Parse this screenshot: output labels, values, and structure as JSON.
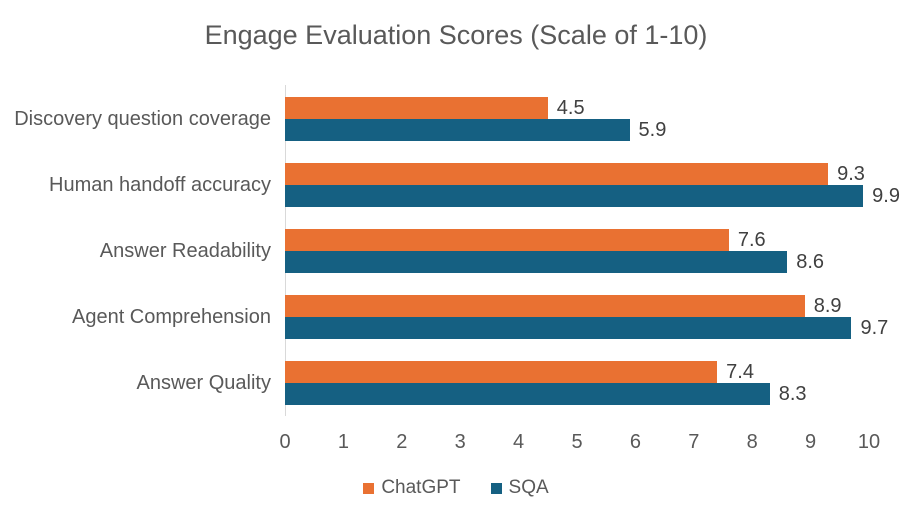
{
  "chart_data": {
    "type": "bar",
    "orientation": "horizontal",
    "title": "Engage Evaluation Scores (Scale of 1-10)",
    "categories": [
      "Discovery question coverage",
      "Human handoff accuracy",
      "Answer Readability",
      "Agent Comprehension",
      "Answer Quality"
    ],
    "series": [
      {
        "name": "ChatGPT",
        "color": "#E97132",
        "values": [
          4.5,
          9.3,
          7.6,
          8.9,
          7.4
        ]
      },
      {
        "name": "SQA",
        "color": "#156082",
        "values": [
          5.9,
          9.9,
          8.6,
          9.7,
          8.3
        ]
      }
    ],
    "xlim": [
      0,
      10
    ],
    "xticks": [
      0,
      1,
      2,
      3,
      4,
      5,
      6,
      7,
      8,
      9,
      10
    ],
    "data_labels": true,
    "grid": false,
    "legend_position": "bottom"
  },
  "colors": {
    "background": "#FFFFFF",
    "title_text": "#595959",
    "category_text": "#595959",
    "tick_text": "#595959",
    "legend_text": "#595959",
    "data_label_text": "#404040",
    "axis_line": "#D9D9D9"
  }
}
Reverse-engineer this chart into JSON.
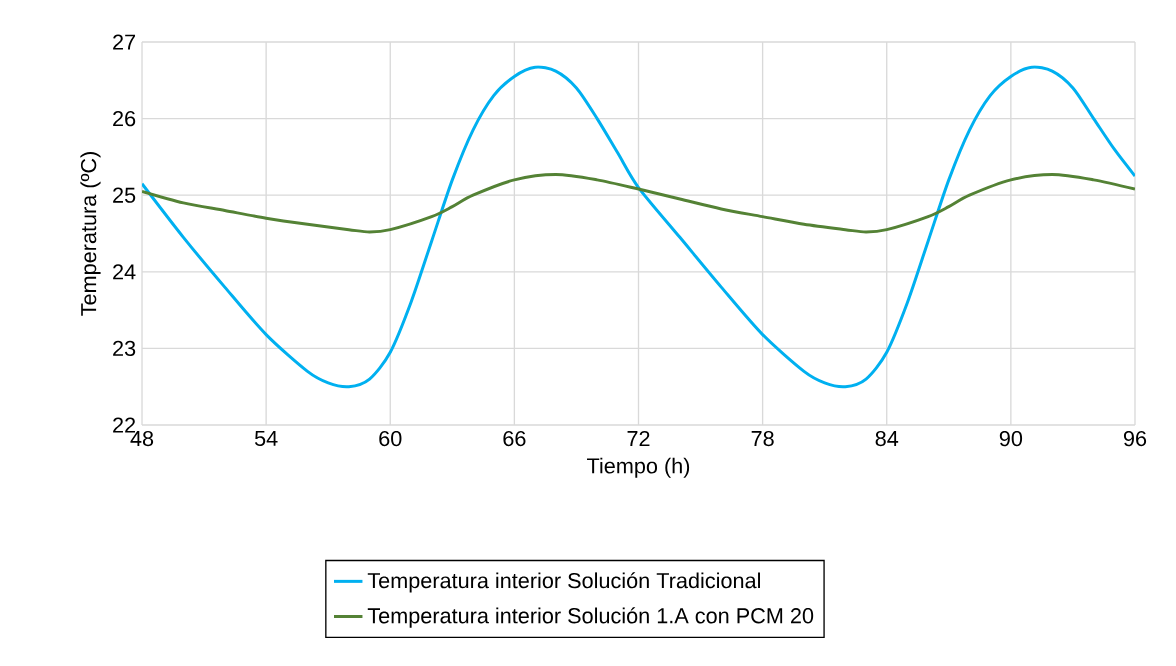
{
  "chart_data": {
    "type": "line",
    "xlabel": "Tiempo (h)",
    "ylabel": "Temperatura (ºC)",
    "xlim": [
      48,
      96
    ],
    "ylim": [
      22,
      27
    ],
    "xticks": [
      48,
      54,
      60,
      66,
      72,
      78,
      84,
      90,
      96
    ],
    "yticks": [
      22,
      23,
      24,
      25,
      26,
      27
    ],
    "grid": true,
    "legend": "bottom",
    "marker": "none",
    "line_style": "solid",
    "series": [
      {
        "name": "Temperatura interior Solución Tradicional",
        "color": "#00b0f0",
        "x": [
          48,
          50,
          52,
          54,
          56,
          57,
          58,
          59,
          60,
          61,
          62,
          63,
          64,
          65,
          66,
          67,
          68,
          69,
          70,
          71,
          72,
          74,
          76,
          78,
          80,
          81,
          82,
          83,
          84,
          85,
          86,
          87,
          88,
          89,
          90,
          91,
          92,
          93,
          94,
          95,
          96
        ],
        "values": [
          25.15,
          24.45,
          23.8,
          23.18,
          22.7,
          22.55,
          22.5,
          22.6,
          22.95,
          23.6,
          24.4,
          25.2,
          25.85,
          26.3,
          26.55,
          26.67,
          26.62,
          26.4,
          26.0,
          25.55,
          25.1,
          24.45,
          23.8,
          23.18,
          22.7,
          22.55,
          22.5,
          22.6,
          22.95,
          23.6,
          24.4,
          25.2,
          25.85,
          26.3,
          26.55,
          26.67,
          26.62,
          26.4,
          26.0,
          25.6,
          25.25
        ]
      },
      {
        "name": "Temperatura interior Solución 1.A con PCM 20",
        "color": "#548235",
        "x": [
          48,
          50,
          52,
          54,
          56,
          58,
          59,
          60,
          62,
          63,
          64,
          66,
          68,
          70,
          72,
          74,
          76,
          78,
          80,
          82,
          83,
          84,
          86,
          87,
          88,
          90,
          92,
          94,
          96
        ],
        "values": [
          25.05,
          24.9,
          24.8,
          24.7,
          24.62,
          24.55,
          24.52,
          24.55,
          24.72,
          24.85,
          25.0,
          25.2,
          25.27,
          25.2,
          25.08,
          24.95,
          24.82,
          24.72,
          24.62,
          24.55,
          24.52,
          24.55,
          24.72,
          24.85,
          25.0,
          25.2,
          25.27,
          25.2,
          25.08
        ]
      }
    ]
  }
}
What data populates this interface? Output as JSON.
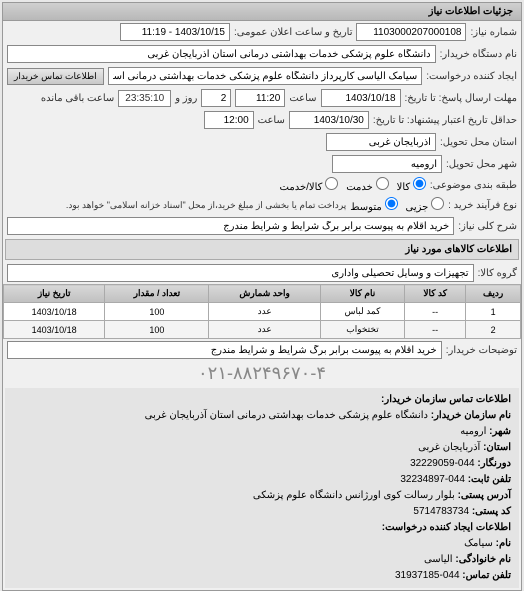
{
  "panel_title": "جزئیات اطلاعات نیاز",
  "fields": {
    "number_label": "شماره نیاز:",
    "number_value": "1103000207000108",
    "announce_label": "تاریخ و ساعت اعلان عمومی:",
    "announce_value": "1403/10/15 - 11:19",
    "org_label": "نام دستگاه خریدار:",
    "org_value": "دانشگاه علوم پزشکی خدمات بهداشتی درمانی استان آذربایجان غربی",
    "requester_label": "ایجاد کننده درخواست:",
    "requester_value": "سیامک الیاسی کارپرداز دانشگاه علوم پزشکی خدمات بهداشتی درمانی استان",
    "contact_btn": "اطلاعات تماس خریدار",
    "deadline_label": "مهلت ارسال پاسخ: تا تاریخ:",
    "deadline_date": "1403/10/18",
    "time_label": "ساعت",
    "deadline_time": "11:20",
    "days_count": "2",
    "days_label": "روز و",
    "timer": "23:35:10",
    "timer_label": "ساعت باقی مانده",
    "delivery_label": "حداقل تاریخ اعتبار پیشنهاد: تا تاریخ:",
    "delivery_date": "1403/10/30",
    "delivery_time": "12:00",
    "province_label": "استان محل تحویل:",
    "province_value": "آذربایجان غربی",
    "city_label": "شهر محل تحویل:",
    "city_value": "ارومیه",
    "category_label": "طبقه بندی موضوعی:",
    "cat_goods": "کالا",
    "cat_service": "خدمت",
    "cat_both": "کالا/خدمت",
    "process_label": "نوع فرآیند خرید :",
    "proc_partial": "جزیی",
    "proc_medium": "متوسط",
    "proc_note": "پرداخت تمام یا بخشی از مبلغ خرید،از محل \"اسناد خزانه اسلامی\" خواهد بود.",
    "desc_label": "شرح کلی نیاز:",
    "desc_value": "خرید اقلام به پیوست برابر برگ شرایط و شرایط مندرج",
    "goods_section": "اطلاعات کالاهای مورد نیاز",
    "group_label": "گروه کالا:",
    "group_value": "تجهیزات و وسایل تحصیلی واداری"
  },
  "table": {
    "columns": [
      "ردیف",
      "کد کالا",
      "نام کالا",
      "واحد شمارش",
      "تعداد / مقدار",
      "تاریخ نیاز"
    ],
    "rows": [
      [
        "1",
        "--",
        "کمد لباس",
        "عدد",
        "100",
        "1403/10/18"
      ],
      [
        "2",
        "--",
        "تختخواب",
        "عدد",
        "100",
        "1403/10/18"
      ]
    ]
  },
  "buyer_notes": {
    "label": "توضیحات خریدار:",
    "value": "خرید اقلام به پیوست برابر برگ شرایط و شرایط مندرج"
  },
  "contact_section": {
    "title": "اطلاعات تماس سازمان خریدار:",
    "org_name_label": "نام سازمان خریدار:",
    "org_name": "دانشگاه علوم پزشکی خدمات بهداشتی درمانی استان آذربایجان غربی",
    "city_label": "شهر:",
    "city": "ارومیه",
    "province_label": "استان:",
    "province": "آذربایجان غربی",
    "fax_label": "دورنگار:",
    "fax": "044-32229059",
    "post_label": "تلفن ثابت:",
    "post": "044-32234897",
    "address_label": "آدرس پستی:",
    "address": "بلوار رسالت کوی اورژانس دانشگاه علوم پزشکی",
    "postal_label": "کد پستی:",
    "postal": "5714783734",
    "creator_title": "اطلاعات ایجاد کننده درخواست:",
    "name_label": "نام:",
    "name": "سیامک",
    "lastname_label": "نام خانوادگی:",
    "lastname": "الیاسی",
    "phone_label": "تلفن تماس:",
    "phone": "044-31937185",
    "large_phone": "۰۲۱-۸۸۲۴۹۶۷۰-۴"
  }
}
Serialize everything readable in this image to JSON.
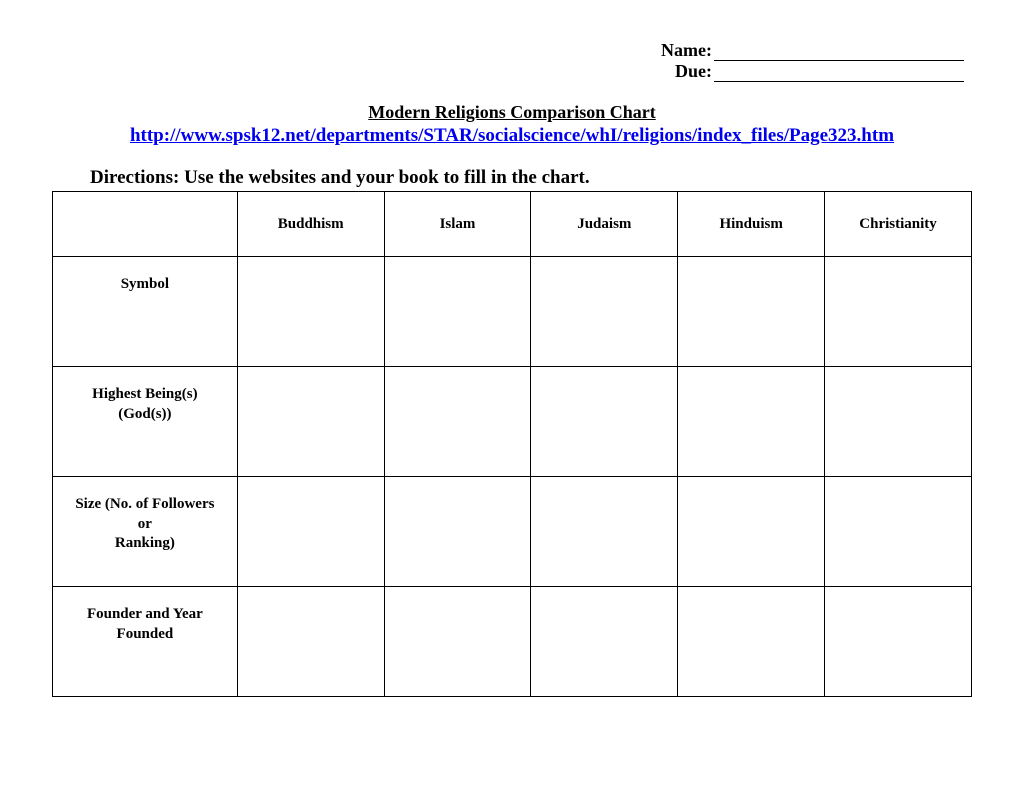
{
  "header": {
    "name_label": "Name:",
    "due_label": "Due:"
  },
  "title": "Modern Religions Comparison Chart",
  "link": {
    "text": "http://www.spsk12.net/departments/STAR/socialscience/whI/religions/index_files/Page323.htm"
  },
  "directions": "Directions:  Use the websites and your book to fill in the chart.",
  "table": {
    "columns": [
      "Buddhism",
      "Islam",
      "Judaism",
      "Hinduism",
      "Christianity"
    ],
    "rows": [
      {
        "label": "Symbol",
        "cells": [
          "",
          "",
          "",
          "",
          ""
        ]
      },
      {
        "label": "Highest Being(s)\n(God(s))",
        "cells": [
          "",
          "",
          "",
          "",
          ""
        ]
      },
      {
        "label": "Size (No. of Followers\nor\nRanking)",
        "cells": [
          "",
          "",
          "",
          "",
          ""
        ]
      },
      {
        "label": "Founder and Year\nFounded",
        "cells": [
          "",
          "",
          "",
          "",
          ""
        ]
      }
    ]
  },
  "style": {
    "font_family": "Times New Roman",
    "link_color": "#0000ee",
    "border_color": "#000000",
    "background_color": "#ffffff",
    "title_fontsize": 18,
    "header_fontsize": 15,
    "directions_fontsize": 19
  }
}
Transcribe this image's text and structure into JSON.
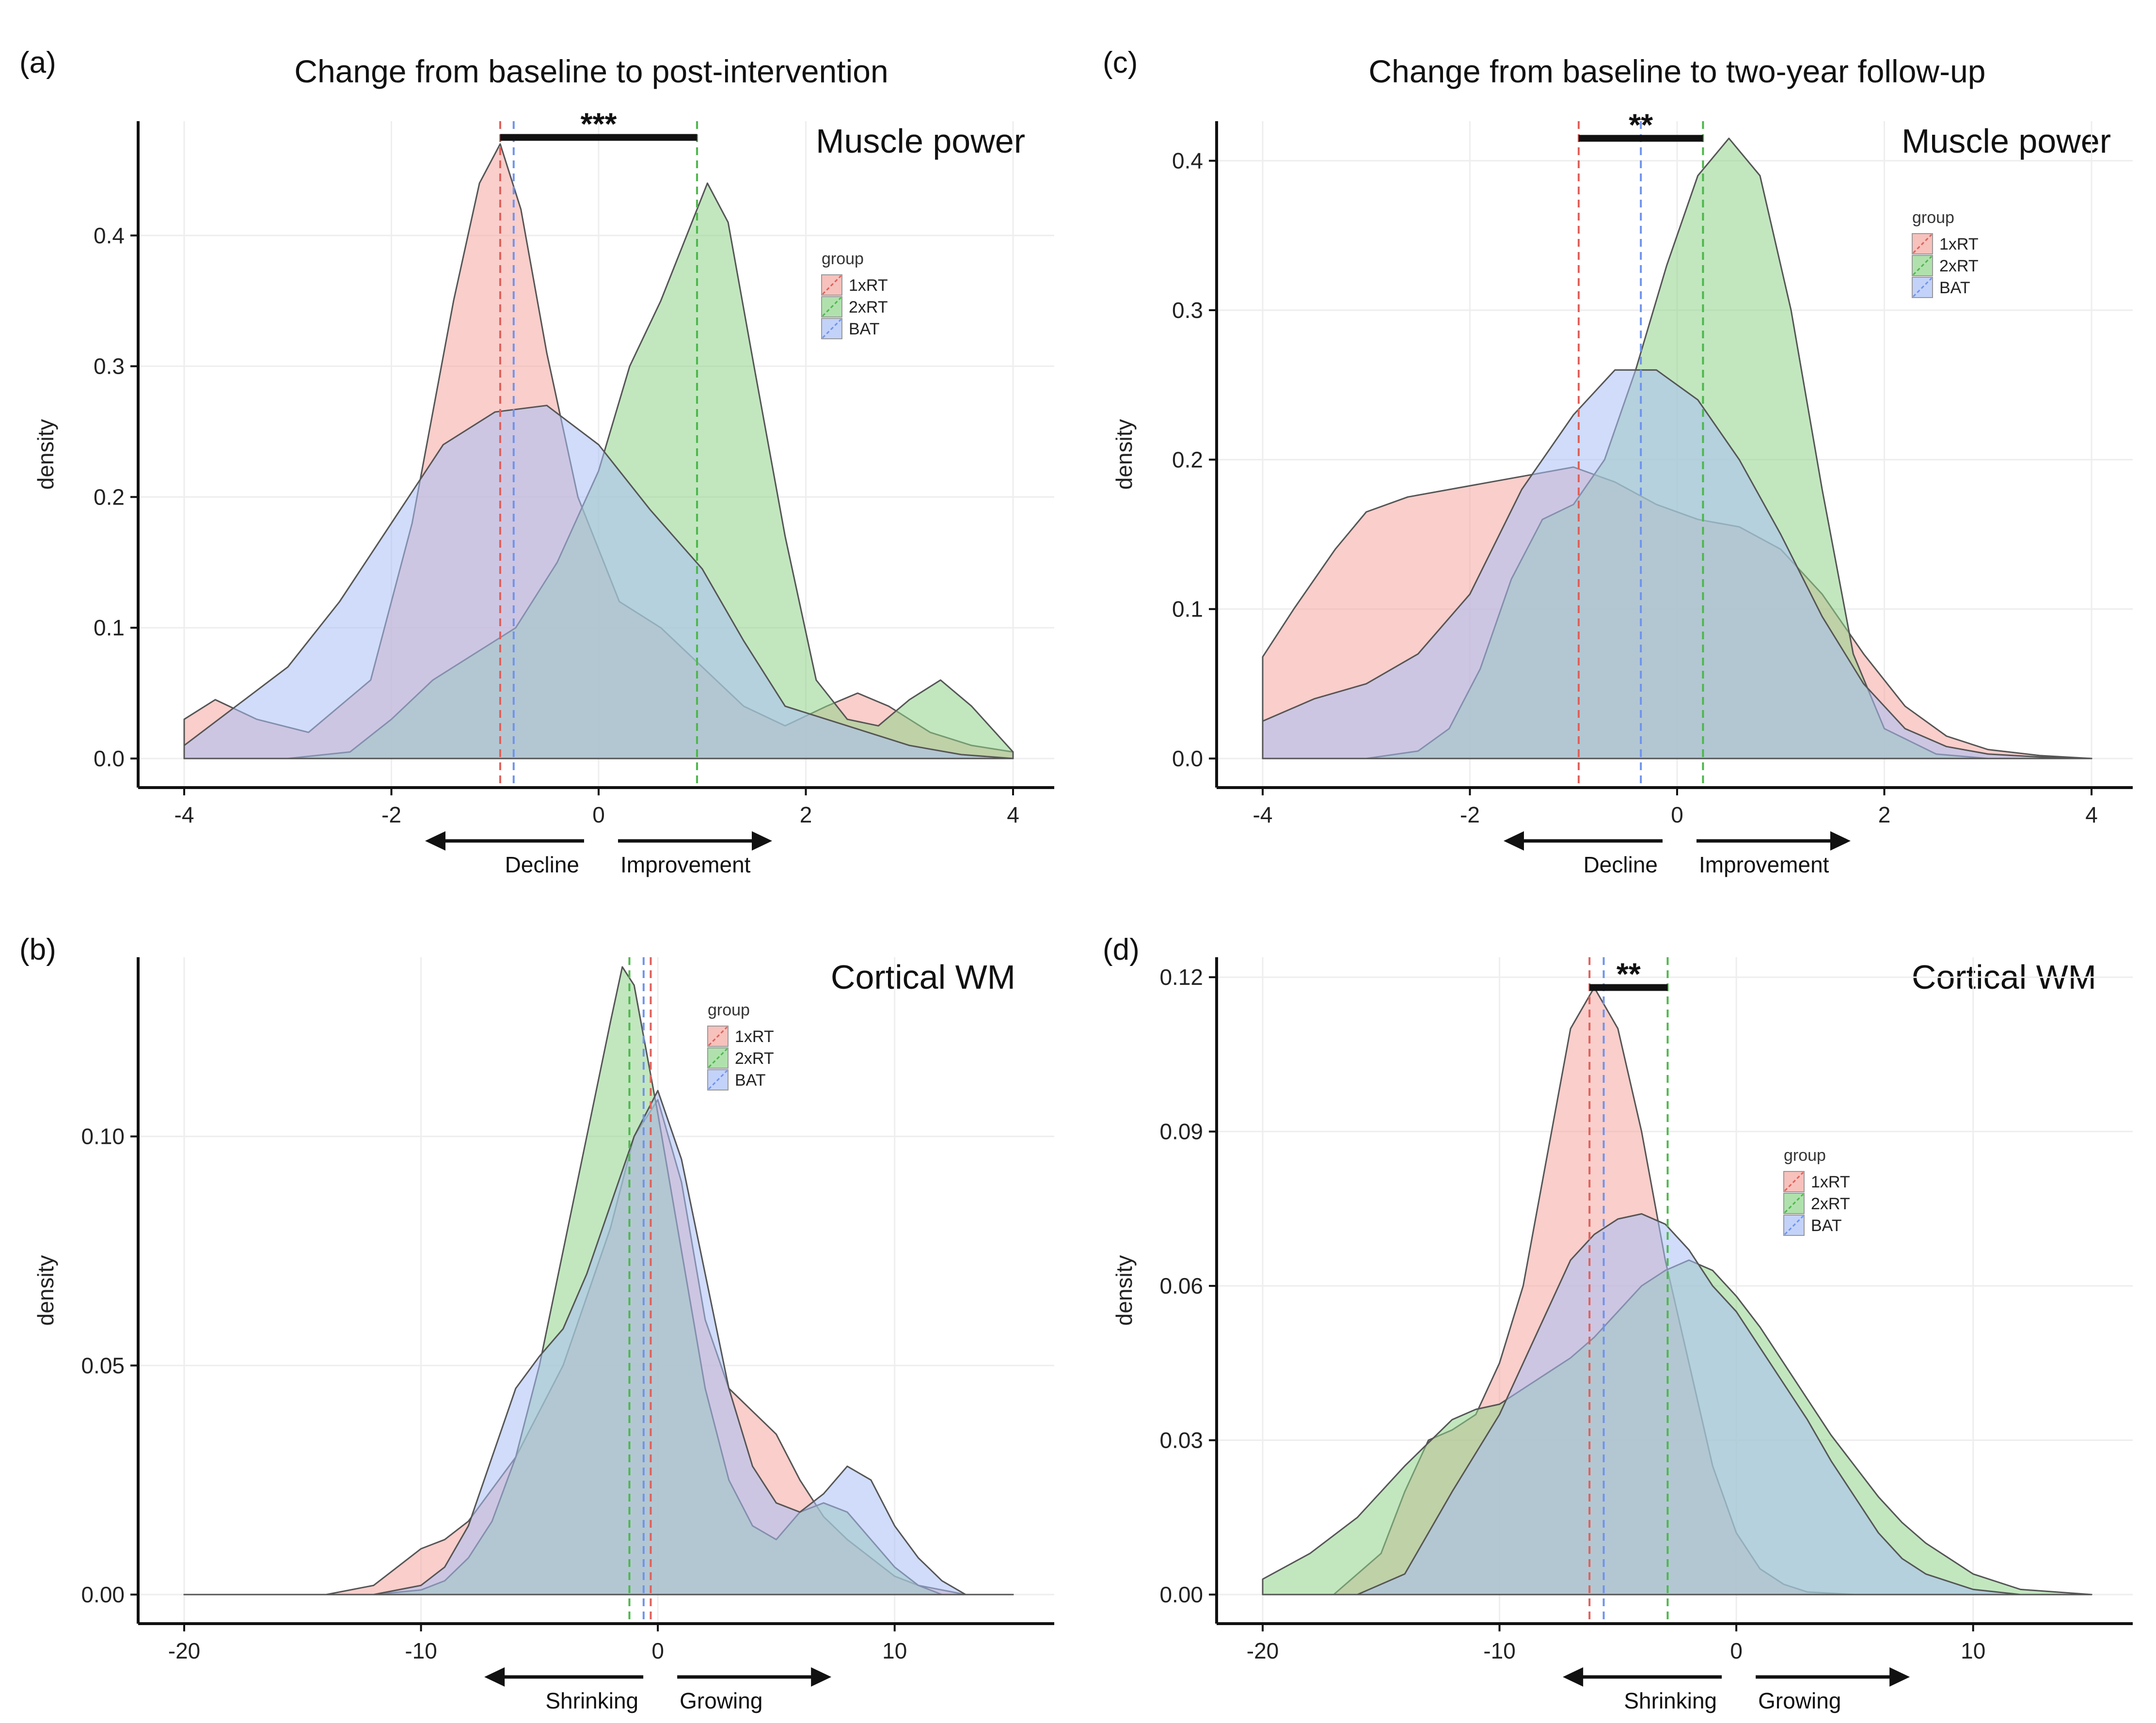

> _What the exercise asks_
Of the lines above, how many hold the word "JSON"? Say the number alone.

> _Output for this exercise_
5